§ **The exercise**
Below are some records. Pull every line that contains the word "content".

[Figure collection entries]
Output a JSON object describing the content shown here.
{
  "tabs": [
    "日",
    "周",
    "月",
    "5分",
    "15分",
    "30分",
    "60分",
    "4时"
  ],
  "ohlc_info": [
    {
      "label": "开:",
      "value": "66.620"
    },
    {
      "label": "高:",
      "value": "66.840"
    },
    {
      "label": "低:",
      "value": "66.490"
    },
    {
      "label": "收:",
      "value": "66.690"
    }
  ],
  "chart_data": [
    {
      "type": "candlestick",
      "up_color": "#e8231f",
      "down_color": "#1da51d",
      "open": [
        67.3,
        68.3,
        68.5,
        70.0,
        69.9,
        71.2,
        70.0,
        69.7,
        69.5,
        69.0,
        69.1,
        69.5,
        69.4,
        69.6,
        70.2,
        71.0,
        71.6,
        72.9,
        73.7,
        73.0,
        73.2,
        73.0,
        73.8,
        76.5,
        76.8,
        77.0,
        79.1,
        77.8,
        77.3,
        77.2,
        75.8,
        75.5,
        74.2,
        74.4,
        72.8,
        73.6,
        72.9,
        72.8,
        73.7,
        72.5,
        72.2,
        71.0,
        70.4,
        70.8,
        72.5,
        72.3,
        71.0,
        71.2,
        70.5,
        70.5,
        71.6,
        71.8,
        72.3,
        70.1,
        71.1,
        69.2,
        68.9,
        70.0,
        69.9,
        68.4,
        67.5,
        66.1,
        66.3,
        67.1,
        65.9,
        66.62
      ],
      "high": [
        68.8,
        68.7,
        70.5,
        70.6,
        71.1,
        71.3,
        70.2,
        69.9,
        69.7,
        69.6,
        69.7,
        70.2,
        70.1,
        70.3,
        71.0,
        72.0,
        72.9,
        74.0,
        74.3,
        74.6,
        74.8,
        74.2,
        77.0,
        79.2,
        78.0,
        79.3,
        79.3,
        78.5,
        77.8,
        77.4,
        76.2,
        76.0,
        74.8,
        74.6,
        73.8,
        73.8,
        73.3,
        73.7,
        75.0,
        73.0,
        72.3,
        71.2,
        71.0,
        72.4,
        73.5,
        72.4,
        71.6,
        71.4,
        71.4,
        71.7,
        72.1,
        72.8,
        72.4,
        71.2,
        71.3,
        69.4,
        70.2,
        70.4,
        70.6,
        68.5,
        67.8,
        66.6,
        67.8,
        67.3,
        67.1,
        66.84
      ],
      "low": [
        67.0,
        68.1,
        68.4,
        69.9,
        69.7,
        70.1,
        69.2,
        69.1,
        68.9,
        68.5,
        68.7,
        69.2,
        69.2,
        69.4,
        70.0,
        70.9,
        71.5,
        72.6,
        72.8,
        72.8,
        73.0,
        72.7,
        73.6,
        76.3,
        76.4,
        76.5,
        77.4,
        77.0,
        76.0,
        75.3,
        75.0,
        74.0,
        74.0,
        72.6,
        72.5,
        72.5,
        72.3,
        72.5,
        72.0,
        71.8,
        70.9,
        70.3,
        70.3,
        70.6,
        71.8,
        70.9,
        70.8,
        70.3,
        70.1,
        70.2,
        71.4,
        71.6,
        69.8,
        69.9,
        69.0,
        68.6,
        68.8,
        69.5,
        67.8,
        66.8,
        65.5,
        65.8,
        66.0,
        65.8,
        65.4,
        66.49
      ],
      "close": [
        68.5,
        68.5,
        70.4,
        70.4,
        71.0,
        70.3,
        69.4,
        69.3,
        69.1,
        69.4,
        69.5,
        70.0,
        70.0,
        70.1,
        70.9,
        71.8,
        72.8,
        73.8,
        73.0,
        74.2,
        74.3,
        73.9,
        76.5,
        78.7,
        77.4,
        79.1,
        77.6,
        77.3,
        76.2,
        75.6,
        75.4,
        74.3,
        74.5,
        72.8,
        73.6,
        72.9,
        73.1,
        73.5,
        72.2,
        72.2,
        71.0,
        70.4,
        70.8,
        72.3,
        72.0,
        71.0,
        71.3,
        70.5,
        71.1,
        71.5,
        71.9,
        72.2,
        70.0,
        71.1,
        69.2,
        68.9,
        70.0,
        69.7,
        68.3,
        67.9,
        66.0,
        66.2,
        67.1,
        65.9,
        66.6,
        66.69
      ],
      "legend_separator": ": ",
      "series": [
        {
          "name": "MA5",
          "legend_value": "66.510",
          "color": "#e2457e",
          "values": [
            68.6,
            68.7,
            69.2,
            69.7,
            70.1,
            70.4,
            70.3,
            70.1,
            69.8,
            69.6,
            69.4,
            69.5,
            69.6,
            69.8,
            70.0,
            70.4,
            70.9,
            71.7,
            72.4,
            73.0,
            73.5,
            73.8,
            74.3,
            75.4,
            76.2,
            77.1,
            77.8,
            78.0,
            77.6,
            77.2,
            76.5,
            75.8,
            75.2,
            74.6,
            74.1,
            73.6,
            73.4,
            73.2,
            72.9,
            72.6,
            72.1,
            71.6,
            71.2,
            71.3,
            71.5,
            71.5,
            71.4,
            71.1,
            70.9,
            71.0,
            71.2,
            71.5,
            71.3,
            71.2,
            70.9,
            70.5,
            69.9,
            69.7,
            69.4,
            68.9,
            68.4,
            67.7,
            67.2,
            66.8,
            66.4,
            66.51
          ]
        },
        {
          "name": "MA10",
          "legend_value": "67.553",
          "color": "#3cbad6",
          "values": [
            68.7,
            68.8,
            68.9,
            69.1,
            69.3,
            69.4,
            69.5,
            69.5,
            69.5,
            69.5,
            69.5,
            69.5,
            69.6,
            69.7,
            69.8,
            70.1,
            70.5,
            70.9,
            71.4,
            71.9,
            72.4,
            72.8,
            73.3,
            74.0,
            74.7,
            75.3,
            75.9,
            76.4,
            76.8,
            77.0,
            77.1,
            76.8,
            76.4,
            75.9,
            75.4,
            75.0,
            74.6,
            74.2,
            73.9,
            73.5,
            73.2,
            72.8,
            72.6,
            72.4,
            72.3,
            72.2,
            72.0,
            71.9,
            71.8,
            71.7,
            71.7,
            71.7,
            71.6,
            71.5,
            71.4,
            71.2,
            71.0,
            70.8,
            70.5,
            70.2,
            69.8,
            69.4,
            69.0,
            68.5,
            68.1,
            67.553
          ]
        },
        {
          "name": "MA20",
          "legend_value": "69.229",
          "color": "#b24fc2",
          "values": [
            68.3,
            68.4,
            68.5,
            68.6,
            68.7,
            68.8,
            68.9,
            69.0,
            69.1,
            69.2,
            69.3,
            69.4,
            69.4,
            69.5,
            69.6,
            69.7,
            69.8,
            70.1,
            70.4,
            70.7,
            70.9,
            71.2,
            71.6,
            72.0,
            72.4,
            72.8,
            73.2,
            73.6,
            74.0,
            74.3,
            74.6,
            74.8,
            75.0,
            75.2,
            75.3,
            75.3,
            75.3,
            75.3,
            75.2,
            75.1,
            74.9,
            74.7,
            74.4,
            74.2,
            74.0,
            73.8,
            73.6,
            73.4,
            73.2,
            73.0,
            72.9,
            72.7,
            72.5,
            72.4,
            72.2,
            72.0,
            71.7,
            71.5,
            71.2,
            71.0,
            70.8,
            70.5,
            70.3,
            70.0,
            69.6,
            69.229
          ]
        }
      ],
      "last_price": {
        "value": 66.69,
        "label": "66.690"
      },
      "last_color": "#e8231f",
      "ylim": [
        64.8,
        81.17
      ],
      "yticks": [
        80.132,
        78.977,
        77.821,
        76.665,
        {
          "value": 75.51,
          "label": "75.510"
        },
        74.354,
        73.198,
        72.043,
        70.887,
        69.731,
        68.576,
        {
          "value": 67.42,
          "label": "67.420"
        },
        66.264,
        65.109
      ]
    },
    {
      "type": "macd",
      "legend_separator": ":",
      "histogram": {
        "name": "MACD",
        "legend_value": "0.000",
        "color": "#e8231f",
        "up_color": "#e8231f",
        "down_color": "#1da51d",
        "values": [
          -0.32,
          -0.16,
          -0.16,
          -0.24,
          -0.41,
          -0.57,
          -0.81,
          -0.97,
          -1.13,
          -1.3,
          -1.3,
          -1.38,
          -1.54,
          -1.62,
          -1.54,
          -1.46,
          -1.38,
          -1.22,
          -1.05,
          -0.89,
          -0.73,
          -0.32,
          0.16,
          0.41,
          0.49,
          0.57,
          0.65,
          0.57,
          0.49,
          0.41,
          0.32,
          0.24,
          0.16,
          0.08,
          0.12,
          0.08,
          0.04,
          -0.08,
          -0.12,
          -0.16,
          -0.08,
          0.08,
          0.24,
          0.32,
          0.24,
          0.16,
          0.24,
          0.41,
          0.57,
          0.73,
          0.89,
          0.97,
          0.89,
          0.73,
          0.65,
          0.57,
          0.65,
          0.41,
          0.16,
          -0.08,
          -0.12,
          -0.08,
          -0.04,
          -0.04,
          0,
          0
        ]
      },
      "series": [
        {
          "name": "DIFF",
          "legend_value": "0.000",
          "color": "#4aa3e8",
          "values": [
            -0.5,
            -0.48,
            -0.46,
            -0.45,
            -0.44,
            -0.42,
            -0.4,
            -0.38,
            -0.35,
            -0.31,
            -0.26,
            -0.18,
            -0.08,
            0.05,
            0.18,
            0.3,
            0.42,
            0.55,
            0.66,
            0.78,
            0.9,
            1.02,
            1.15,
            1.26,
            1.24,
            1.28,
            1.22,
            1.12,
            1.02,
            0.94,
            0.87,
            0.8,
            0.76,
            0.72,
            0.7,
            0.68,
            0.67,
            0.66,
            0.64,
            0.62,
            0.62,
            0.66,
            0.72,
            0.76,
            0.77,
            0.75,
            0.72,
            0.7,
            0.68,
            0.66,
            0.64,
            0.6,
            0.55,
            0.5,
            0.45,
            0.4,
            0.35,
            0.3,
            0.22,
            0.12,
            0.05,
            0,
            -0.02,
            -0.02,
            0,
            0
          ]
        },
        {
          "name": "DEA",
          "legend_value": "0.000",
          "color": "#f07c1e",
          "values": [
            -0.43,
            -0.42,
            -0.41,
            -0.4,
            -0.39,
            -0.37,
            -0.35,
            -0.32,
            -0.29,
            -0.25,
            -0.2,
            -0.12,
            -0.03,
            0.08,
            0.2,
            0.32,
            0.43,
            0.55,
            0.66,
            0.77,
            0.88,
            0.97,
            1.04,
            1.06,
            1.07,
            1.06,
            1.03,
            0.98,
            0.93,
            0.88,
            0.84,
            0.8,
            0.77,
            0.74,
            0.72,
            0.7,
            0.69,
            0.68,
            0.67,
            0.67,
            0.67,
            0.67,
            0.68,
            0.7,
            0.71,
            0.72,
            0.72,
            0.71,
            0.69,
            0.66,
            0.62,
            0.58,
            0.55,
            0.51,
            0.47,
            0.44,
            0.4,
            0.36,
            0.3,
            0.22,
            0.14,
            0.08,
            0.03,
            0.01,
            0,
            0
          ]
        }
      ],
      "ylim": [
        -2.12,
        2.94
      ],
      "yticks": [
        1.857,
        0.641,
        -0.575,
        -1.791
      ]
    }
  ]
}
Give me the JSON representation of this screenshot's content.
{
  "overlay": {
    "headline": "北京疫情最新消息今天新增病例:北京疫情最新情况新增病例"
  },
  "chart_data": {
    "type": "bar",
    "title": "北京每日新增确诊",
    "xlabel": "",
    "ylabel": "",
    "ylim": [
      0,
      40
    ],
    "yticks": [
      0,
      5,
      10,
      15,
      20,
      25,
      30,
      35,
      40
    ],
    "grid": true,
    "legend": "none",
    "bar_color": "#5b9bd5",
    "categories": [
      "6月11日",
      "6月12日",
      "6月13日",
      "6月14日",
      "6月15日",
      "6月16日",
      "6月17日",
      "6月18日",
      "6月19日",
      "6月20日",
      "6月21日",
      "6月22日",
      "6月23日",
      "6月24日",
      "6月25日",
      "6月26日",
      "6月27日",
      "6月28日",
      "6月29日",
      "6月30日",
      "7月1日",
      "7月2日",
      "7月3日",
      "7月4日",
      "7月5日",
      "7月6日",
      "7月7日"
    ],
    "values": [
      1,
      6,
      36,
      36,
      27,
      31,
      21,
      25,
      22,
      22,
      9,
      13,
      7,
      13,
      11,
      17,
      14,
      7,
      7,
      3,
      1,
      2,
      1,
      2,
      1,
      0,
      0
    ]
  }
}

§ **Result for this exercise**
Output a JSON object describing the content shown here.
Give me the JSON representation of this screenshot's content.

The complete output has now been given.